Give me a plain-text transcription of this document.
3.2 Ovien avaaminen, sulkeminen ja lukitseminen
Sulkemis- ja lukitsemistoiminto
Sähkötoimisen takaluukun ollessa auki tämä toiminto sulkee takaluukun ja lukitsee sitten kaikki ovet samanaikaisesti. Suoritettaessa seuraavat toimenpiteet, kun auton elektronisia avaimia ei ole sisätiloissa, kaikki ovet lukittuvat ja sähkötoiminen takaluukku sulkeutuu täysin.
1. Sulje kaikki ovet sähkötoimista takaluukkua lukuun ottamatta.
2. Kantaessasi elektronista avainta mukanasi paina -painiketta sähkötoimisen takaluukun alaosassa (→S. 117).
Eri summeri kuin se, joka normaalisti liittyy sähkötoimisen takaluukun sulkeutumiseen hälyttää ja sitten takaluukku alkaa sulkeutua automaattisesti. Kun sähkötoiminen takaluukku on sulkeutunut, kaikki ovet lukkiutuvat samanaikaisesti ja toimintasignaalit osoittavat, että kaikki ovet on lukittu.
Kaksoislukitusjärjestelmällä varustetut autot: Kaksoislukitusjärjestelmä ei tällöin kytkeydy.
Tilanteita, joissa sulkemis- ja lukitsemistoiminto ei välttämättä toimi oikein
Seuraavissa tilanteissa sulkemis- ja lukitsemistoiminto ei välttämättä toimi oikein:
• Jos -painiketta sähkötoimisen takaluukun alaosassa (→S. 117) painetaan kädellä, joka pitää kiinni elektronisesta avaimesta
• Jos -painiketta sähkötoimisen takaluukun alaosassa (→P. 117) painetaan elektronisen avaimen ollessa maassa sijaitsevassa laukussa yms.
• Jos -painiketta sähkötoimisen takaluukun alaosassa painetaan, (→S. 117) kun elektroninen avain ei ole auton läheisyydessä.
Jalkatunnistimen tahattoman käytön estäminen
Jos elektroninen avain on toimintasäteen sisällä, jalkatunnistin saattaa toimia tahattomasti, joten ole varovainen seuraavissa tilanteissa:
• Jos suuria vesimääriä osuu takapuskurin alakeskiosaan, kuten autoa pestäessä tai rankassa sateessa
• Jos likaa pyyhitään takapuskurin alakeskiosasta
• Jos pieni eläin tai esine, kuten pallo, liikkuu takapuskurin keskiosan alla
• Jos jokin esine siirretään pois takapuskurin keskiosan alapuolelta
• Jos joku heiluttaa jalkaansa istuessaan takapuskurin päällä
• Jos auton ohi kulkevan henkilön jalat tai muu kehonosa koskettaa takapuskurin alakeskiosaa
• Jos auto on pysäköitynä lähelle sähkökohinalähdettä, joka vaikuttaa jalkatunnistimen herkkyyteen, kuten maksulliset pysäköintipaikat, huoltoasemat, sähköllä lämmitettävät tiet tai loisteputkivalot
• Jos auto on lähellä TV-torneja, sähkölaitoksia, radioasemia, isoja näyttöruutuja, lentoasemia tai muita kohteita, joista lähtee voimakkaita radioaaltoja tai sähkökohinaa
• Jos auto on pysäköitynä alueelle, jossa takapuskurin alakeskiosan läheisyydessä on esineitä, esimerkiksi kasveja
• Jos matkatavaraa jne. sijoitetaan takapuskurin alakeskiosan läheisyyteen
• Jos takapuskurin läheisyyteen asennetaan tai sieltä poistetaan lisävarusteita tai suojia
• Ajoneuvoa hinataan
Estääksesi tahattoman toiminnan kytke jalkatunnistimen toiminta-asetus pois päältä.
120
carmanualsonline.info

(Prompt)
Locate all lines that include the word "alakeskiosan" and copy them out.

(Result of this exercise)
• Jos auto on pysäköitynä alueelle, jossa takapuskurin alakeskiosan läheisyydessä on esineitä, esimerkiksi kasveja
• Jos matkatavaraa jne. sijoitetaan takapuskurin alakeskiosan läheisyyteen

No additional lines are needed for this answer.